**Consigne:**
D'après le texte fourni sur les troubles cutanés associés au Covid-19, chez quels patients un examen dermatologique spécialisé est-il particulièrement recommandé ?

**Texte fourni:**

Si l’on soupçonne un trouble cutané associé au Covid-19, il faut d’abord prouver qu’il s’agit d’une infection aiguë ou d’un épisode d’infection. Toutefois, un résultat négatif n’exclut pas une association. Outre le SRAS-CoV-2, il est utile d’exclure une genèse induite par les médicaments [20,21]. Il faut également garder à l’esprit qu’il existe une interaction aggravante entre le Covid-19 et les maladies inflammatoires chroniques de la peau telles que le psoriasis et le lupus érythémateux disséminé, qui se caractérisent par des cytokines pro-inflammatoires et des réactions auto-immunes [10]. Il est recommandé de procéder à un examen dermatologique spécialisé et, le cas échéant, rhumatologique, en particulier chez les patients sous traitement immunosuppresseur [22–24].
Que disent les concepts physiopathologiques ?
Par analogie avec les maladies auto-immunes, on suppose qu’il existe une dérégulation des cellules T et B dans le cas de Long-Covid [1]. L’histologie révèle parfois des signes d’événements thromboemboliques/thrombotiques dans les petits vaisseaux cutanés, probablement dus à des complexes immuns antigènes-anticorps chargés de virus (par ex. infiltrats lymphocytaires périvasculaires ou œdème intradermique) [11,25–28]. Par la suite, une transformation fibrosante du tissu dermique peut se développer [29]. L’acétylcholinestérase 2 (ACE2) est exprimée par les kératinocytes épidermiques et folliculaires, les fibroblastes dermiques, les cellules endothéliales vasculaires dans la peau et son expression est corrélée avec des paramètres inflammatoires tels que les cellules tueuses naturelles, les cellules T cytotoxiques et les cellules B [30]. En ce qui concerne le livedo reticularis/racemosa et la vascularite, une relation avec le statut d’hypercoagulabilité au Covid-19 est suspectée [16].

**Enregistrements fournis:**
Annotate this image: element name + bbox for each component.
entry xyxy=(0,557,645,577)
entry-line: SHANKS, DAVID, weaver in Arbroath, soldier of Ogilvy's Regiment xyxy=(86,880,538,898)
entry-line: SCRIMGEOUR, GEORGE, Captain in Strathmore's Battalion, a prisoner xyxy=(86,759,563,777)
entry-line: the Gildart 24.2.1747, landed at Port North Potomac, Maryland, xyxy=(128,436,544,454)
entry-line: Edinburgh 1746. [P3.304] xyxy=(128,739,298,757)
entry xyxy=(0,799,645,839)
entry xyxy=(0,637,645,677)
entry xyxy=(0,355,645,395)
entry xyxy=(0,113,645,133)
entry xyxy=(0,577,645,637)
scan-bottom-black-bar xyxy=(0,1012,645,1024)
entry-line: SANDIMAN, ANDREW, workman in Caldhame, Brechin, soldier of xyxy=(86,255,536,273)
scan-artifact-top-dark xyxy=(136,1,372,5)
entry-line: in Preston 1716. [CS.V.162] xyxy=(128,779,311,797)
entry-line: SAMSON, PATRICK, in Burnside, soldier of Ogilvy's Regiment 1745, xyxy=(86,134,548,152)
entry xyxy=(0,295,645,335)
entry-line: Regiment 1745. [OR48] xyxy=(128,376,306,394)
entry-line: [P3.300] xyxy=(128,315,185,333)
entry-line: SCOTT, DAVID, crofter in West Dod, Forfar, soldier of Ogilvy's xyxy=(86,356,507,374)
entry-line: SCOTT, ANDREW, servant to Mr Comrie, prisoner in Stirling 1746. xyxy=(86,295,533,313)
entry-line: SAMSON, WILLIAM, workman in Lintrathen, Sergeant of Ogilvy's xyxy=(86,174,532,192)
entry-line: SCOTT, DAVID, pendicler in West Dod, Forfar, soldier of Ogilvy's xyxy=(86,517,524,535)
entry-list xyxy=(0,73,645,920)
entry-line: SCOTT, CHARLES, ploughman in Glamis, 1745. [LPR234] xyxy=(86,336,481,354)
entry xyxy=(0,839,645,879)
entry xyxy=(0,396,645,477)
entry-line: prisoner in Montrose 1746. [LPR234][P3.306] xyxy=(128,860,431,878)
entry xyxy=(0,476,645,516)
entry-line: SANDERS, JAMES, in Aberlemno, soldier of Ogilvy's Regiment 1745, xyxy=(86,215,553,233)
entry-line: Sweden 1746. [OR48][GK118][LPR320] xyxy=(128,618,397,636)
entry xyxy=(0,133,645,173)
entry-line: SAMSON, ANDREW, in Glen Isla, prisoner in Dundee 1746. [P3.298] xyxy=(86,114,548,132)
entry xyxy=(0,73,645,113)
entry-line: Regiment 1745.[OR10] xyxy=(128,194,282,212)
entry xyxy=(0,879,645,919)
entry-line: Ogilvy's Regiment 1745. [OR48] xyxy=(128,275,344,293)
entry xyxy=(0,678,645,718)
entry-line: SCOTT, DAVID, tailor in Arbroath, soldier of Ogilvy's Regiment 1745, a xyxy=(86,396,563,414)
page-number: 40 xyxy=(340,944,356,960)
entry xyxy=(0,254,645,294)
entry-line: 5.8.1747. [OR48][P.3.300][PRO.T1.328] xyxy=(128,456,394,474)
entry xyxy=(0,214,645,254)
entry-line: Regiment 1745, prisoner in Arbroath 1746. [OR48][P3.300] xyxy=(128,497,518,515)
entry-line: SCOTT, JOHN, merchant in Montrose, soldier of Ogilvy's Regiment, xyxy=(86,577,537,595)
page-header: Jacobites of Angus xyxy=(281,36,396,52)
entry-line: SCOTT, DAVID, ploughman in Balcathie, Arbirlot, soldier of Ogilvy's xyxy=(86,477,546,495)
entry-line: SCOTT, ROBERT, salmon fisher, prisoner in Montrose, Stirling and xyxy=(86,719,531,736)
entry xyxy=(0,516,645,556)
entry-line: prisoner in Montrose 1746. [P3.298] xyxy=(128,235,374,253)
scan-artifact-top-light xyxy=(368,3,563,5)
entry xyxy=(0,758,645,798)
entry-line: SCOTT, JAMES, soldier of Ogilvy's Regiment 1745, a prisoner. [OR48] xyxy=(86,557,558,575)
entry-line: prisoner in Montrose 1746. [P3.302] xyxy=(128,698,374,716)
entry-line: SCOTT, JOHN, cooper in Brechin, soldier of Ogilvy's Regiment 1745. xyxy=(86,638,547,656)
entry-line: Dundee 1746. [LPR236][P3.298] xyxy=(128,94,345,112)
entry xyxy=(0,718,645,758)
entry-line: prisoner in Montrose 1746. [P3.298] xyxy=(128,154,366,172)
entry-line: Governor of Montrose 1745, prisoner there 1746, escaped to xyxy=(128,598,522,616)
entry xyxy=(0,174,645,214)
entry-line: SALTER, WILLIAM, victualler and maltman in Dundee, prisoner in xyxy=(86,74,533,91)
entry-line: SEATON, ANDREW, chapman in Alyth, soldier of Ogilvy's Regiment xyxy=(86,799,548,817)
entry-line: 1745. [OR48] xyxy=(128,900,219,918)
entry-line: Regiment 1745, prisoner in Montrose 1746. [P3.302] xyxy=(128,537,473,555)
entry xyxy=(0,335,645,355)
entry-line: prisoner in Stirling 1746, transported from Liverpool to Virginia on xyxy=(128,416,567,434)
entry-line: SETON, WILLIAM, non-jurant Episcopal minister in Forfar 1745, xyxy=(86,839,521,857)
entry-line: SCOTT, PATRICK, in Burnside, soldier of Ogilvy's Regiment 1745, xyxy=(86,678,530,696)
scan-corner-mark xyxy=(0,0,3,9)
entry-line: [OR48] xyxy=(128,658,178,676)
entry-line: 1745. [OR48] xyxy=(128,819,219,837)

**Réponse attendue:**
Chez les patients sous traitement immunosuppresseur.